RECORD LIST =

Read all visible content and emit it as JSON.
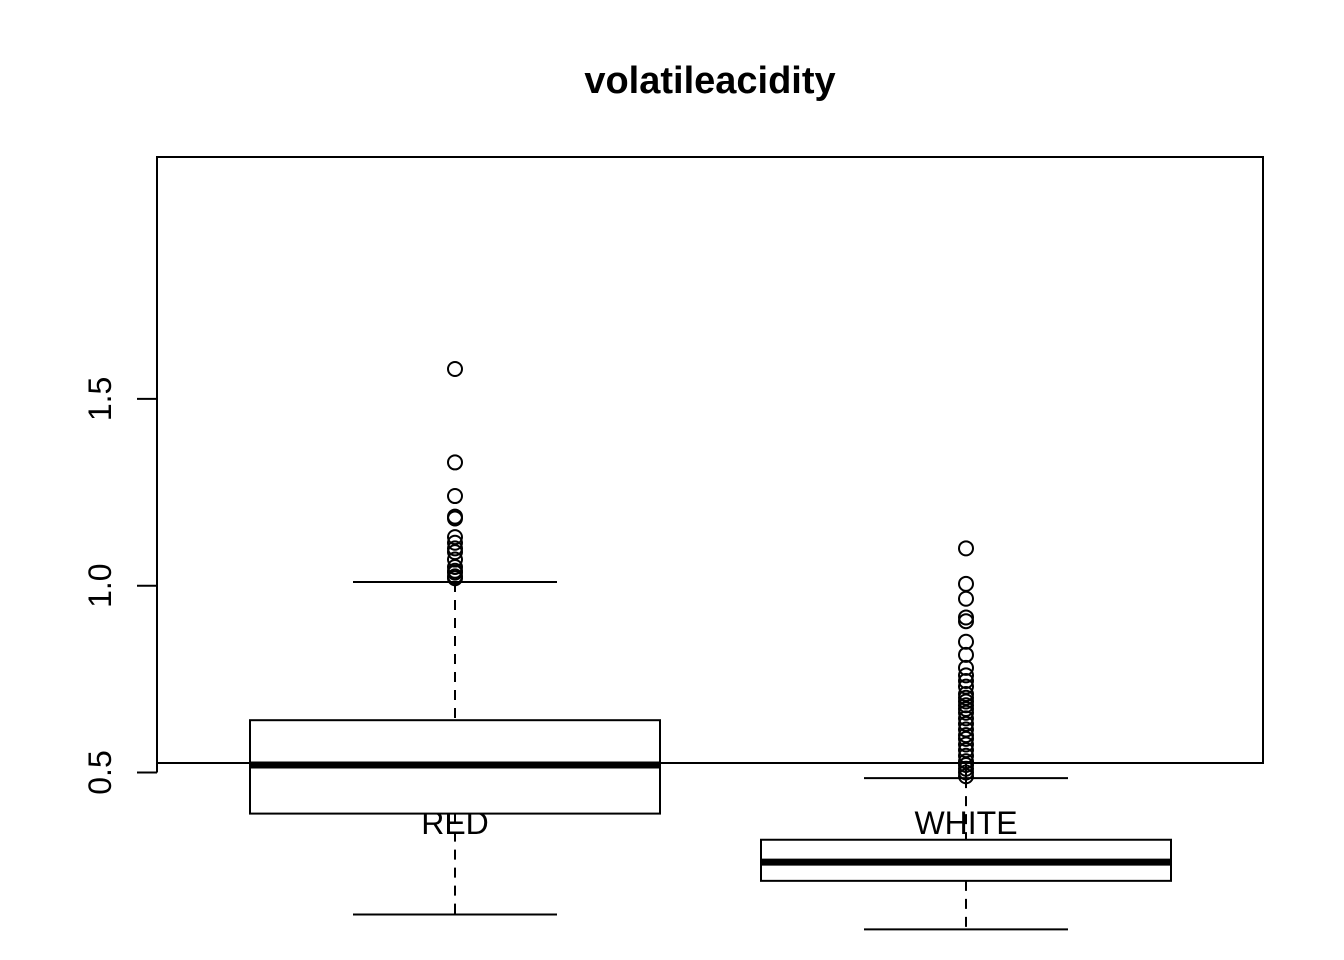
{
  "chart_data": {
    "type": "boxplot",
    "title": "volatileacidity",
    "xlabel": "",
    "ylabel": "",
    "ylim": [
      0.05,
      1.65
    ],
    "y_ticks": [
      0.5,
      1.0,
      1.5
    ],
    "y_tick_labels": [
      "0.5",
      "1.0",
      "1.5"
    ],
    "categories": [
      "RED",
      "WHITE"
    ],
    "grid": false,
    "legend": "none",
    "boxes": [
      {
        "category": "RED",
        "whisker_low": 0.12,
        "q1": 0.39,
        "median": 0.52,
        "q3": 0.64,
        "whisker_high": 1.01,
        "outliers": [
          1.02,
          1.025,
          1.035,
          1.04,
          1.05,
          1.07,
          1.09,
          1.1,
          1.115,
          1.13,
          1.18,
          1.185,
          1.24,
          1.33,
          1.58
        ]
      },
      {
        "category": "WHITE",
        "whisker_low": 0.08,
        "q1": 0.21,
        "median": 0.26,
        "q3": 0.32,
        "whisker_high": 0.485,
        "outliers": [
          0.49,
          0.5,
          0.51,
          0.52,
          0.53,
          0.545,
          0.56,
          0.575,
          0.59,
          0.6,
          0.615,
          0.63,
          0.645,
          0.66,
          0.67,
          0.68,
          0.69,
          0.7,
          0.71,
          0.73,
          0.745,
          0.76,
          0.78,
          0.815,
          0.85,
          0.905,
          0.915,
          0.965,
          1.005,
          1.1
        ]
      }
    ]
  }
}
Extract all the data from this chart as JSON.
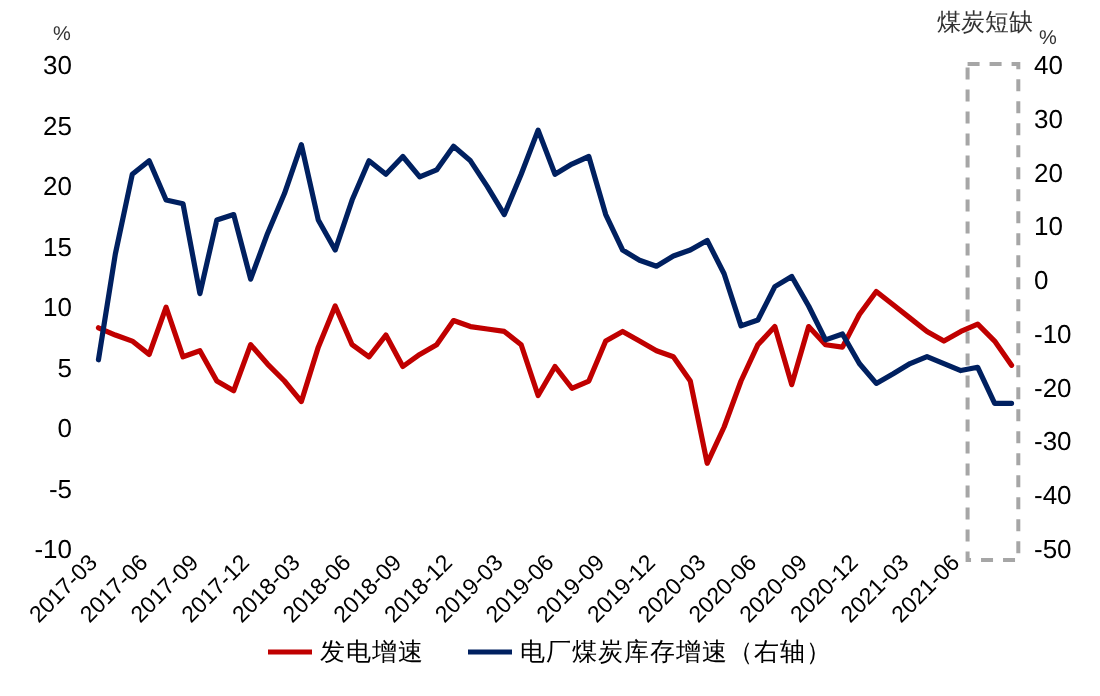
{
  "chart_data": {
    "type": "line",
    "ylabel": "%",
    "y2label": "%",
    "categories": [
      "2017-03",
      null,
      null,
      "2017-06",
      null,
      null,
      "2017-09",
      null,
      null,
      "2017-12",
      null,
      null,
      "2018-03",
      null,
      null,
      "2018-06",
      null,
      null,
      "2018-09",
      null,
      null,
      "2018-12",
      null,
      null,
      "2019-03",
      null,
      null,
      "2019-06",
      null,
      null,
      "2019-09",
      null,
      null,
      "2019-12",
      null,
      null,
      "2020-03",
      null,
      null,
      "2020-06",
      null,
      null,
      "2020-09",
      null,
      null,
      "2020-12",
      null,
      null,
      "2021-03",
      null,
      null,
      "2021-06",
      null,
      null,
      null
    ],
    "series": [
      {
        "name": "发电增速",
        "color": "#c00000",
        "values": [
          8.2,
          7.6,
          7.1,
          6.0,
          9.9,
          5.8,
          6.3,
          3.8,
          3.0,
          6.8,
          5.2,
          3.8,
          2.1,
          6.6,
          10,
          6.8,
          5.8,
          7.6,
          5.0,
          6.0,
          6.8,
          8.8,
          8.3,
          8.1,
          7.9,
          6.8,
          2.6,
          5.0,
          3.2,
          3.8,
          7.1,
          7.9,
          7.1,
          6.3,
          5.8,
          3.8,
          -3.0,
          0,
          3.8,
          6.8,
          8.3,
          3.5,
          8.3,
          6.8,
          6.6,
          9.3,
          11.2,
          10.1,
          9.0,
          7.9,
          7.1,
          7.9,
          8.5,
          7.1,
          5.1
        ]
      },
      {
        "name": "电厂煤炭库存增速（右轴）",
        "color": "#002060",
        "axis": "y2",
        "values": [
          -15,
          4.7,
          19.5,
          22,
          14.7,
          14,
          -2.7,
          11,
          12,
          0,
          8.5,
          15.9,
          25,
          11,
          5.4,
          14.7,
          22,
          19.5,
          22.8,
          19,
          20.3,
          24.7,
          22,
          17.2,
          12,
          19.5,
          27.7,
          19.5,
          21.4,
          22.8,
          12,
          5.4,
          3.5,
          2.4,
          4.3,
          5.4,
          7.2,
          1,
          -8.7,
          -7.6,
          -1.4,
          0.5,
          -5,
          -11.3,
          -10.2,
          -15.7,
          -19.4,
          -17.6,
          -15.7,
          -14.4,
          -15.7,
          -17,
          -16.4,
          -23.1,
          -23.1
        ]
      }
    ],
    "ylim": [
      -10,
      30
    ],
    "yticks": [
      -10,
      -5,
      0,
      5,
      10,
      15,
      20,
      25,
      30
    ],
    "y2lim": [
      -50,
      40
    ],
    "y2ticks": [
      -50,
      -40,
      -30,
      -20,
      -10,
      0,
      10,
      20,
      30,
      40
    ],
    "annotations": [
      "煤炭短缺"
    ],
    "grid": false,
    "legend": "bottom",
    "marker": "none",
    "line_style": "solid"
  }
}
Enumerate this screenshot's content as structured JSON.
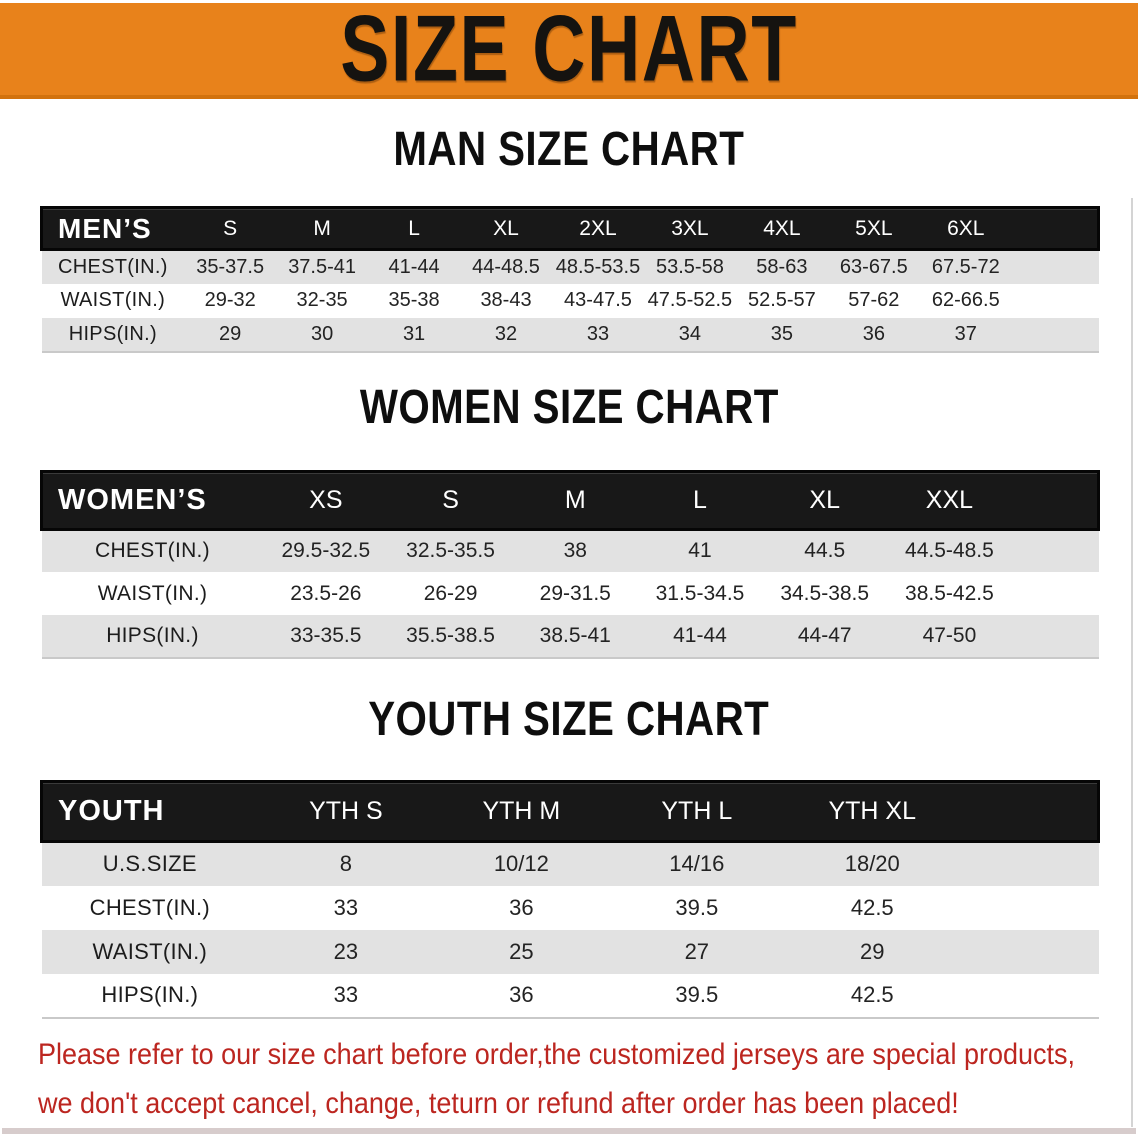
{
  "banner": {
    "title": "SIZE CHART"
  },
  "colors": {
    "accent_orange": "#E8821B",
    "accent_orange_dark": "#D2720D",
    "table_header_black": "#181818",
    "stripe_gray": "#E2E2E2",
    "note_red": "#BC2620"
  },
  "sections": [
    {
      "heading": "MAN SIZE CHART",
      "table": {
        "label": "MEN’S",
        "sizes": [
          "S",
          "M",
          "L",
          "XL",
          "2XL",
          "3XL",
          "4XL",
          "5XL",
          "6XL"
        ],
        "rows": [
          {
            "label": "CHEST(IN.)",
            "values": [
              "35-37.5",
              "37.5-41",
              "41-44",
              "44-48.5",
              "48.5-53.5",
              "53.5-58",
              "58-63",
              "63-67.5",
              "67.5-72"
            ]
          },
          {
            "label": "WAIST(IN.)",
            "values": [
              "29-32",
              "32-35",
              "35-38",
              "38-43",
              "43-47.5",
              "47.5-52.5",
              "52.5-57",
              "57-62",
              "62-66.5"
            ]
          },
          {
            "label": "HIPS(IN.)",
            "values": [
              "29",
              "30",
              "31",
              "32",
              "33",
              "34",
              "35",
              "36",
              "37"
            ]
          }
        ]
      }
    },
    {
      "heading": "WOMEN SIZE CHART",
      "table": {
        "label": "WOMEN’S",
        "sizes": [
          "XS",
          "S",
          "M",
          "L",
          "XL",
          "XXL"
        ],
        "rows": [
          {
            "label": "CHEST(IN.)",
            "values": [
              "29.5-32.5",
              "32.5-35.5",
              "38",
              "41",
              "44.5",
              "44.5-48.5"
            ]
          },
          {
            "label": "WAIST(IN.)",
            "values": [
              "23.5-26",
              "26-29",
              "29-31.5",
              "31.5-34.5",
              "34.5-38.5",
              "38.5-42.5"
            ]
          },
          {
            "label": "HIPS(IN.)",
            "values": [
              "33-35.5",
              "35.5-38.5",
              "38.5-41",
              "41-44",
              "44-47",
              "47-50"
            ]
          }
        ]
      }
    },
    {
      "heading": "YOUTH SIZE CHART",
      "table": {
        "label": "YOUTH",
        "sizes": [
          "YTH S",
          "YTH M",
          "YTH L",
          "YTH XL"
        ],
        "rows": [
          {
            "label": "U.S.SIZE",
            "values": [
              "8",
              "10/12",
              "14/16",
              "18/20"
            ]
          },
          {
            "label": "CHEST(IN.)",
            "values": [
              "33",
              "36",
              "39.5",
              "42.5"
            ]
          },
          {
            "label": "WAIST(IN.)",
            "values": [
              "23",
              "25",
              "27",
              "29"
            ]
          },
          {
            "label": "HIPS(IN.)",
            "values": [
              "33",
              "36",
              "39.5",
              "42.5"
            ]
          }
        ]
      }
    }
  ],
  "footnote": {
    "lines": [
      "Please refer to our size chart before order,the customized jerseys are special products,",
      "we don't accept cancel, change, teturn or refund after order has been placed!"
    ]
  }
}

INSTRUCTION =
Repeat the data exactly, dropping every picture it holds.

SOLUTION FOR THIS EXERCISE =
Read all visible content and emit it as JSON.
{
  "chart_data": {
    "type": "boxplot",
    "title": "volatileacidity",
    "xlabel": "",
    "ylabel": "",
    "ylim": [
      0.05,
      1.65
    ],
    "y_ticks": [
      0.5,
      1.0,
      1.5
    ],
    "y_tick_labels": [
      "0.5",
      "1.0",
      "1.5"
    ],
    "categories": [
      "RED",
      "WHITE"
    ],
    "grid": false,
    "legend": "none",
    "boxes": [
      {
        "category": "RED",
        "whisker_low": 0.12,
        "q1": 0.39,
        "median": 0.52,
        "q3": 0.64,
        "whisker_high": 1.01,
        "outliers": [
          1.02,
          1.025,
          1.035,
          1.04,
          1.05,
          1.07,
          1.09,
          1.1,
          1.115,
          1.13,
          1.18,
          1.185,
          1.24,
          1.33,
          1.58
        ]
      },
      {
        "category": "WHITE",
        "whisker_low": 0.08,
        "q1": 0.21,
        "median": 0.26,
        "q3": 0.32,
        "whisker_high": 0.485,
        "outliers": [
          0.49,
          0.5,
          0.51,
          0.52,
          0.53,
          0.545,
          0.56,
          0.575,
          0.59,
          0.6,
          0.615,
          0.63,
          0.645,
          0.66,
          0.67,
          0.68,
          0.69,
          0.7,
          0.71,
          0.73,
          0.745,
          0.76,
          0.78,
          0.815,
          0.85,
          0.905,
          0.915,
          0.965,
          1.005,
          1.1
        ]
      }
    ]
  }
}
Extract all the data from this chart as JSON.
{
  "chart_data": {
    "type": "line",
    "ylabel": "%",
    "y2label": "%",
    "categories": [
      "2017-03",
      null,
      null,
      "2017-06",
      null,
      null,
      "2017-09",
      null,
      null,
      "2017-12",
      null,
      null,
      "2018-03",
      null,
      null,
      "2018-06",
      null,
      null,
      "2018-09",
      null,
      null,
      "2018-12",
      null,
      null,
      "2019-03",
      null,
      null,
      "2019-06",
      null,
      null,
      "2019-09",
      null,
      null,
      "2019-12",
      null,
      null,
      "2020-03",
      null,
      null,
      "2020-06",
      null,
      null,
      "2020-09",
      null,
      null,
      "2020-12",
      null,
      null,
      "2021-03",
      null,
      null,
      "2021-06",
      null,
      null,
      null
    ],
    "series": [
      {
        "name": "发电增速",
        "color": "#c00000",
        "values": [
          8.2,
          7.6,
          7.1,
          6.0,
          9.9,
          5.8,
          6.3,
          3.8,
          3.0,
          6.8,
          5.2,
          3.8,
          2.1,
          6.6,
          10,
          6.8,
          5.8,
          7.6,
          5.0,
          6.0,
          6.8,
          8.8,
          8.3,
          8.1,
          7.9,
          6.8,
          2.6,
          5.0,
          3.2,
          3.8,
          7.1,
          7.9,
          7.1,
          6.3,
          5.8,
          3.8,
          -3.0,
          0,
          3.8,
          6.8,
          8.3,
          3.5,
          8.3,
          6.8,
          6.6,
          9.3,
          11.2,
          10.1,
          9.0,
          7.9,
          7.1,
          7.9,
          8.5,
          7.1,
          5.1
        ]
      },
      {
        "name": "电厂煤炭库存增速（右轴）",
        "color": "#002060",
        "axis": "y2",
        "values": [
          -15,
          4.7,
          19.5,
          22,
          14.7,
          14,
          -2.7,
          11,
          12,
          0,
          8.5,
          15.9,
          25,
          11,
          5.4,
          14.7,
          22,
          19.5,
          22.8,
          19,
          20.3,
          24.7,
          22,
          17.2,
          12,
          19.5,
          27.7,
          19.5,
          21.4,
          22.8,
          12,
          5.4,
          3.5,
          2.4,
          4.3,
          5.4,
          7.2,
          1,
          -8.7,
          -7.6,
          -1.4,
          0.5,
          -5,
          -11.3,
          -10.2,
          -15.7,
          -19.4,
          -17.6,
          -15.7,
          -14.4,
          -15.7,
          -17,
          -16.4,
          -23.1,
          -23.1
        ]
      }
    ],
    "ylim": [
      -10,
      30
    ],
    "yticks": [
      -10,
      -5,
      0,
      5,
      10,
      15,
      20,
      25,
      30
    ],
    "y2lim": [
      -50,
      40
    ],
    "y2ticks": [
      -50,
      -40,
      -30,
      -20,
      -10,
      0,
      10,
      20,
      30,
      40
    ],
    "annotations": [
      "煤炭短缺"
    ],
    "grid": false,
    "legend": "bottom",
    "marker": "none",
    "line_style": "solid"
  }
}
Enumerate this screenshot's content as structured JSON.
{
  "banner": {
    "title": "SIZE CHART"
  },
  "colors": {
    "accent_orange": "#E8821B",
    "accent_orange_dark": "#D2720D",
    "table_header_black": "#181818",
    "stripe_gray": "#E2E2E2",
    "note_red": "#BC2620"
  },
  "sections": [
    {
      "heading": "MAN SIZE CHART",
      "table": {
        "label": "MEN’S",
        "sizes": [
          "S",
          "M",
          "L",
          "XL",
          "2XL",
          "3XL",
          "4XL",
          "5XL",
          "6XL"
        ],
        "rows": [
          {
            "label": "CHEST(IN.)",
            "values": [
              "35-37.5",
              "37.5-41",
              "41-44",
              "44-48.5",
              "48.5-53.5",
              "53.5-58",
              "58-63",
              "63-67.5",
              "67.5-72"
            ]
          },
          {
            "label": "WAIST(IN.)",
            "values": [
              "29-32",
              "32-35",
              "35-38",
              "38-43",
              "43-47.5",
              "47.5-52.5",
              "52.5-57",
              "57-62",
              "62-66.5"
            ]
          },
          {
            "label": "HIPS(IN.)",
            "values": [
              "29",
              "30",
              "31",
              "32",
              "33",
              "34",
              "35",
              "36",
              "37"
            ]
          }
        ]
      }
    },
    {
      "heading": "WOMEN SIZE CHART",
      "table": {
        "label": "WOMEN’S",
        "sizes": [
          "XS",
          "S",
          "M",
          "L",
          "XL",
          "XXL"
        ],
        "rows": [
          {
            "label": "CHEST(IN.)",
            "values": [
              "29.5-32.5",
              "32.5-35.5",
              "38",
              "41",
              "44.5",
              "44.5-48.5"
            ]
          },
          {
            "label": "WAIST(IN.)",
            "values": [
              "23.5-26",
              "26-29",
              "29-31.5",
              "31.5-34.5",
              "34.5-38.5",
              "38.5-42.5"
            ]
          },
          {
            "label": "HIPS(IN.)",
            "values": [
              "33-35.5",
              "35.5-38.5",
              "38.5-41",
              "41-44",
              "44-47",
              "47-50"
            ]
          }
        ]
      }
    },
    {
      "heading": "YOUTH SIZE CHART",
      "table": {
        "label": "YOUTH",
        "sizes": [
          "YTH S",
          "YTH M",
          "YTH L",
          "YTH XL"
        ],
        "rows": [
          {
            "label": "U.S.SIZE",
            "values": [
              "8",
              "10/12",
              "14/16",
              "18/20"
            ]
          },
          {
            "label": "CHEST(IN.)",
            "values": [
              "33",
              "36",
              "39.5",
              "42.5"
            ]
          },
          {
            "label": "WAIST(IN.)",
            "values": [
              "23",
              "25",
              "27",
              "29"
            ]
          },
          {
            "label": "HIPS(IN.)",
            "values": [
              "33",
              "36",
              "39.5",
              "42.5"
            ]
          }
        ]
      }
    }
  ],
  "footnote": {
    "lines": [
      "Please refer to our size chart before order,the customized jerseys are special products,",
      "we don't accept cancel, change, teturn or refund after order has been placed!"
    ]
  }
}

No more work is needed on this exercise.